## EXERCISE PROMPT
Single out the lines that include the word "chọn". Copy them.

===

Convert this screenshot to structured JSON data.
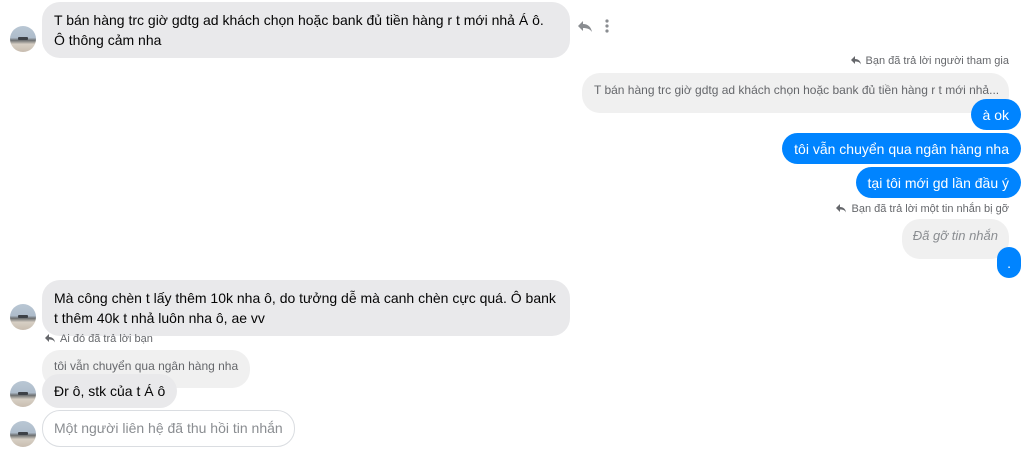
{
  "messages": {
    "m1": {
      "text": "T bán hàng trc giờ gdtg ad khách chọn hoặc bank đủ tiền hàng r t mới nhả Á ô. Ô thông cảm nha"
    },
    "reply_meta_1": "Bạn đã trả lời người tham gia",
    "reply_preview_1": "T bán hàng trc giờ gdtg ad khách chọn hoặc bank đủ tiền hàng r t mới nhả...",
    "out1": "à ok",
    "out2": "tôi vẫn chuyển qua ngân hàng nha",
    "out3": "tại tôi mới gd lần đầu ý",
    "reply_meta_2": "Bạn đã trả lời một tin nhắn bị gỡ",
    "unsent_out": "Đã gỡ tin nhắn",
    "out4": ".",
    "m2": {
      "text": "Mà công chèn t lấy thêm 10k nha ô, do tưởng dễ mà canh chèn cực quá. Ô bank t thêm 40k t nhả luôn nha ô, ae vv"
    },
    "reply_meta_3": "Ai đó đã trả lời bạn",
    "reply_preview_3": "tôi vẫn chuyển qua ngân hàng nha",
    "m3": "Đr ô, stk của t Á ô",
    "unsent_in": "Một người liên hệ đã thu hồi tin nhắn"
  },
  "icons": {
    "reply": "reply-arrow-icon",
    "more": "more-vertical-icon",
    "avatar": "contact-avatar"
  },
  "colors": {
    "outgoing": "#0084ff",
    "incoming": "#e9e9eb",
    "meta": "#65676b"
  }
}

===

## OUTPUT BELOW
      "text": "T bán hàng trc giờ gdtg ad khách chọn hoặc bank đủ tiền hàng r t mới nhả Á ô. Ô thông cảm nha"
    "reply_preview_1": "T bán hàng trc giờ gdtg ad khách chọn hoặc bank đủ tiền hàng r t mới nhả...",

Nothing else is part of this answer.